* BEGIN DATA FOR PROCESSING *
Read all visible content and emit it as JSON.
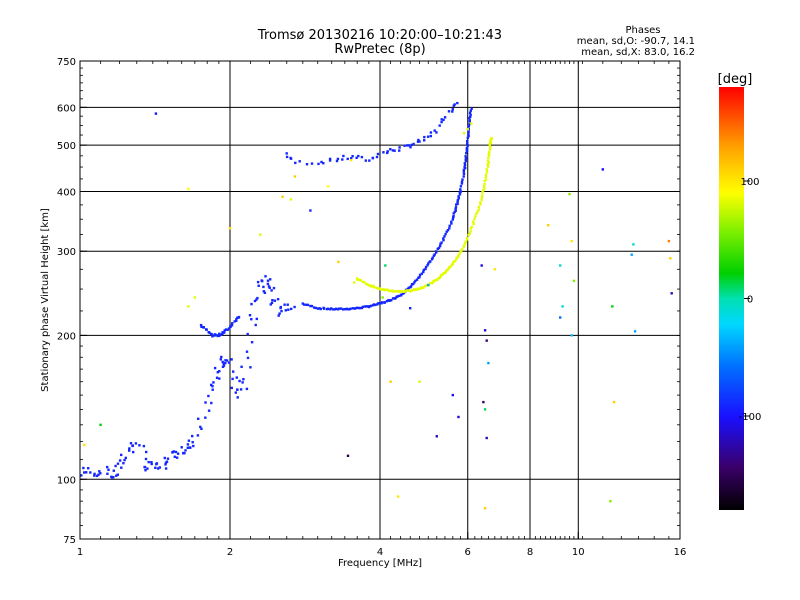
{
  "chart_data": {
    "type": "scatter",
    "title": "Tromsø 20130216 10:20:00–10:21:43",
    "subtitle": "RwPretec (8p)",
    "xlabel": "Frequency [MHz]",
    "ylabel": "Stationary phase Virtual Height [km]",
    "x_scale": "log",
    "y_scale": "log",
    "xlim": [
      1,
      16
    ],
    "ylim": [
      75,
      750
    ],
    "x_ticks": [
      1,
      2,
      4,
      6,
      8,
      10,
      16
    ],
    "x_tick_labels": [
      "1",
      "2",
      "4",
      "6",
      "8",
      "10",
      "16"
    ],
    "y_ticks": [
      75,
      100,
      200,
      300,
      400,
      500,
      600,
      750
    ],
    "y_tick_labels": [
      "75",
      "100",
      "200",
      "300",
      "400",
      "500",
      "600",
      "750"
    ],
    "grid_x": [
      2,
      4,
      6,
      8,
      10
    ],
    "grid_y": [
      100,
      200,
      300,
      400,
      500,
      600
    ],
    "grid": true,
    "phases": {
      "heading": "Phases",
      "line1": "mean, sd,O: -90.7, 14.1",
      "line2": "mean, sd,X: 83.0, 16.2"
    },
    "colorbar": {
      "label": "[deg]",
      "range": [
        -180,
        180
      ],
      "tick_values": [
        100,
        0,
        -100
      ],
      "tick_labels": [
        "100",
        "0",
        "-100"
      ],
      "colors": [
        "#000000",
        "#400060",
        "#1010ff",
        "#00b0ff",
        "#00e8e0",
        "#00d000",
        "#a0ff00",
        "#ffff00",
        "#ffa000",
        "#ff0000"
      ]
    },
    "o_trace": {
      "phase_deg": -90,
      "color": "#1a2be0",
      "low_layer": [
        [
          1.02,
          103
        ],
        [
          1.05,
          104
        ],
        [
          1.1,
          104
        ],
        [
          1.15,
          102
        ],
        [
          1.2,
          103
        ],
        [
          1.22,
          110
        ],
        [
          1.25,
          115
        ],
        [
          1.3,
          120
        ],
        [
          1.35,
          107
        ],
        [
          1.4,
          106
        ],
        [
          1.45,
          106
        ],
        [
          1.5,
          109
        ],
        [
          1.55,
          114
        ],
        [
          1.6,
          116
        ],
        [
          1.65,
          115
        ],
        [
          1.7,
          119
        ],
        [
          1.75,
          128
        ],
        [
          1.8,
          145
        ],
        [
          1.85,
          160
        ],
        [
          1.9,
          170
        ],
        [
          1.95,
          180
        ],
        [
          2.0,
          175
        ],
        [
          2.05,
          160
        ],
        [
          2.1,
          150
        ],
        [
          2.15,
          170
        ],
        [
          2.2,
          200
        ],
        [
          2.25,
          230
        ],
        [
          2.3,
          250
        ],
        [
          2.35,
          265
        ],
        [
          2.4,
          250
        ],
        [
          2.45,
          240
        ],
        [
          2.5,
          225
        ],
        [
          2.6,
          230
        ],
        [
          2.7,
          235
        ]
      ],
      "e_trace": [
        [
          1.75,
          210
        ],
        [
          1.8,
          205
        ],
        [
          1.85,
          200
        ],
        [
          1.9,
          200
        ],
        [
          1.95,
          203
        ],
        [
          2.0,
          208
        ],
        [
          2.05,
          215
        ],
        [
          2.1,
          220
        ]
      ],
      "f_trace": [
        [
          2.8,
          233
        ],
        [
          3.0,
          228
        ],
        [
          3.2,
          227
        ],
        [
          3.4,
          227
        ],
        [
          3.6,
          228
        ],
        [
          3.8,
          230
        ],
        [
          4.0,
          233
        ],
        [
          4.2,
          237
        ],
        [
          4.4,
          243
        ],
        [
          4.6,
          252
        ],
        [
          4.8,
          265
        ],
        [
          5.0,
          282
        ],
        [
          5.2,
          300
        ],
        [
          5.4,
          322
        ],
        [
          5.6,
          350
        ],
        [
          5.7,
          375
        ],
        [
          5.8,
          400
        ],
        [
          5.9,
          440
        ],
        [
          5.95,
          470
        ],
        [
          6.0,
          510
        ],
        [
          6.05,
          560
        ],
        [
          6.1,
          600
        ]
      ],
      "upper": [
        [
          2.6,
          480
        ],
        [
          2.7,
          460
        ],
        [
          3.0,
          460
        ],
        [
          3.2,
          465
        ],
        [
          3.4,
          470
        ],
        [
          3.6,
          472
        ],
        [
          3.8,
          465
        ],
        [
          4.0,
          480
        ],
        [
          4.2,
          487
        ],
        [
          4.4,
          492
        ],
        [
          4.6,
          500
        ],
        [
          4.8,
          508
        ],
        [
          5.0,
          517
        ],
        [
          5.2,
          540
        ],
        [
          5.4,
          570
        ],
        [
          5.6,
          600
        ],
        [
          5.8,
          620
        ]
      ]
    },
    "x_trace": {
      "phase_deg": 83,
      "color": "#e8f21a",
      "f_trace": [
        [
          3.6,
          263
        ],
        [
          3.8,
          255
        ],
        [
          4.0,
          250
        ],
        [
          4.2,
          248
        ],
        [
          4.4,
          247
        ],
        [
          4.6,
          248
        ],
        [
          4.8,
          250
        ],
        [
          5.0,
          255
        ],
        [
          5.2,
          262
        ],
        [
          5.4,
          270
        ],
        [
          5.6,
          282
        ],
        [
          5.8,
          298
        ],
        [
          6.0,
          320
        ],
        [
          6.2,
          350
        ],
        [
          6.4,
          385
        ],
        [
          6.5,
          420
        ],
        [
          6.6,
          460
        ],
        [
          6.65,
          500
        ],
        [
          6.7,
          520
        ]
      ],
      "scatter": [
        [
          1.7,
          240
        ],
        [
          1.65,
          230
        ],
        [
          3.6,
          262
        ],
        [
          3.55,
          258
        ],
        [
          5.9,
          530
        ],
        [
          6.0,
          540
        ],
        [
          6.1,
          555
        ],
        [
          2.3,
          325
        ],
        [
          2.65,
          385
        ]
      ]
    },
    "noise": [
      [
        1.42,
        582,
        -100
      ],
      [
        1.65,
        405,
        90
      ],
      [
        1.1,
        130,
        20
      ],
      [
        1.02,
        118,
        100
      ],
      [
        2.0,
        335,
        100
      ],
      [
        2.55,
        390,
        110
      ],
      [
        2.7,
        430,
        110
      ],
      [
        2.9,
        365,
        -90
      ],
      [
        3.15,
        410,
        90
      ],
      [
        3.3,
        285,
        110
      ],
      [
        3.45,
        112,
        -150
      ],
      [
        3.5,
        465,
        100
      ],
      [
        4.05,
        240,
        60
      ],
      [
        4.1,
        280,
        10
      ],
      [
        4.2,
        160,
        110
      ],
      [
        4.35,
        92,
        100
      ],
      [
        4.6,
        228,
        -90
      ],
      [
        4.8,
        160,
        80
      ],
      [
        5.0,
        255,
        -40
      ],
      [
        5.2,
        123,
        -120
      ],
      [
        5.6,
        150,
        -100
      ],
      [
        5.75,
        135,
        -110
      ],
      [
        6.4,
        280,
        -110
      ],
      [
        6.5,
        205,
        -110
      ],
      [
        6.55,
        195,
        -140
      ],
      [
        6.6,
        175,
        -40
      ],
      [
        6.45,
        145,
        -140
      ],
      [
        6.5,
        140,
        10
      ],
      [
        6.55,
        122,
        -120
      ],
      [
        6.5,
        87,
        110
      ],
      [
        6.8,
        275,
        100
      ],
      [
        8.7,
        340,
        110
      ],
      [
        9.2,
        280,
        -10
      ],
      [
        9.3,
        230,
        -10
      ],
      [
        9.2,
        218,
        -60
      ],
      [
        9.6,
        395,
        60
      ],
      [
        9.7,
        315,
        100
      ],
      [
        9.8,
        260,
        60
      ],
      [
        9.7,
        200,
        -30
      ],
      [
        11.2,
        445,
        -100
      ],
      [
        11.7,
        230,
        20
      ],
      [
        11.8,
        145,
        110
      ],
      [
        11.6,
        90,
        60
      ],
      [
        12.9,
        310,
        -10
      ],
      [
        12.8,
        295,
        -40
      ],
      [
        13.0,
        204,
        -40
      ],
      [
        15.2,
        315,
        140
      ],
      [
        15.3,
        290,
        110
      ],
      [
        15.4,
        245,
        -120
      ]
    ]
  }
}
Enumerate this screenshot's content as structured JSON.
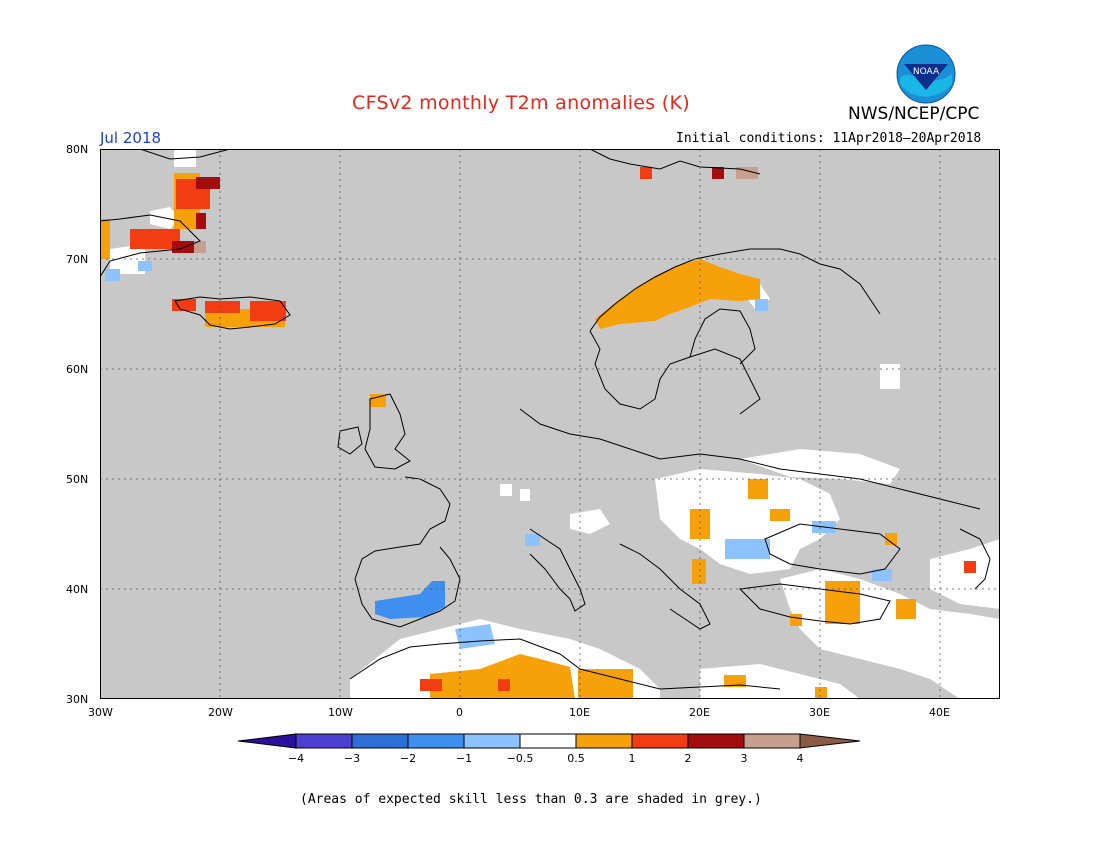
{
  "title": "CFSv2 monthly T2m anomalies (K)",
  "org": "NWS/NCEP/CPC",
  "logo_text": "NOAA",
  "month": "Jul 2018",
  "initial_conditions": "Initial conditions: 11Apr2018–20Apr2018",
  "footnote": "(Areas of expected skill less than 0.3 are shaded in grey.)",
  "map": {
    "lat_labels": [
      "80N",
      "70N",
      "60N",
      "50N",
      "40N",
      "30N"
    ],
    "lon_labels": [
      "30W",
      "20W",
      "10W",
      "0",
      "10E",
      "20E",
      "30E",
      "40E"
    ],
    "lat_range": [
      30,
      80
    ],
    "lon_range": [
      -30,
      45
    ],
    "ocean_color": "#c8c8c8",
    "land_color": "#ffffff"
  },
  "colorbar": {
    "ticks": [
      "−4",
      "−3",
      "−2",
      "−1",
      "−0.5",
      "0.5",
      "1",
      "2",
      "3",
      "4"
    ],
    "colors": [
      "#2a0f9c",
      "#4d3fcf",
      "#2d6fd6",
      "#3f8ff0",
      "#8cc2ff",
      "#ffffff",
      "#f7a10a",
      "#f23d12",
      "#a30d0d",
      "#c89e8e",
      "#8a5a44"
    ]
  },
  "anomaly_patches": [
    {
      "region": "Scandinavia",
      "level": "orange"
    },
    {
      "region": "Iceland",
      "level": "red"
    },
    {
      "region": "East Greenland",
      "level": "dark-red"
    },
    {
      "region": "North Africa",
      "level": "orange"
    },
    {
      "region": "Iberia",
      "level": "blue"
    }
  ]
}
* END DATA FOR PROCESSING *
* THE TASK *
Set down the line containing "Enumerate this screenshot's", then every later line through the end of the material, exactly as written; omit any picture.

* TASK RESPONSE *
Enumerate this screenshot's content as structured JSON.
{
  "title": "CFSv2 monthly T2m anomalies (K)",
  "org": "NWS/NCEP/CPC",
  "logo_text": "NOAA",
  "month": "Jul 2018",
  "initial_conditions": "Initial conditions: 11Apr2018–20Apr2018",
  "footnote": "(Areas of expected skill less than 0.3 are shaded in grey.)",
  "map": {
    "lat_labels": [
      "80N",
      "70N",
      "60N",
      "50N",
      "40N",
      "30N"
    ],
    "lon_labels": [
      "30W",
      "20W",
      "10W",
      "0",
      "10E",
      "20E",
      "30E",
      "40E"
    ],
    "lat_range": [
      30,
      80
    ],
    "lon_range": [
      -30,
      45
    ],
    "ocean_color": "#c8c8c8",
    "land_color": "#ffffff"
  },
  "colorbar": {
    "ticks": [
      "−4",
      "−3",
      "−2",
      "−1",
      "−0.5",
      "0.5",
      "1",
      "2",
      "3",
      "4"
    ],
    "colors": [
      "#2a0f9c",
      "#4d3fcf",
      "#2d6fd6",
      "#3f8ff0",
      "#8cc2ff",
      "#ffffff",
      "#f7a10a",
      "#f23d12",
      "#a30d0d",
      "#c89e8e",
      "#8a5a44"
    ]
  },
  "anomaly_patches": [
    {
      "region": "Scandinavia",
      "level": "orange"
    },
    {
      "region": "Iceland",
      "level": "red"
    },
    {
      "region": "East Greenland",
      "level": "dark-red"
    },
    {
      "region": "North Africa",
      "level": "orange"
    },
    {
      "region": "Iberia",
      "level": "blue"
    }
  ]
}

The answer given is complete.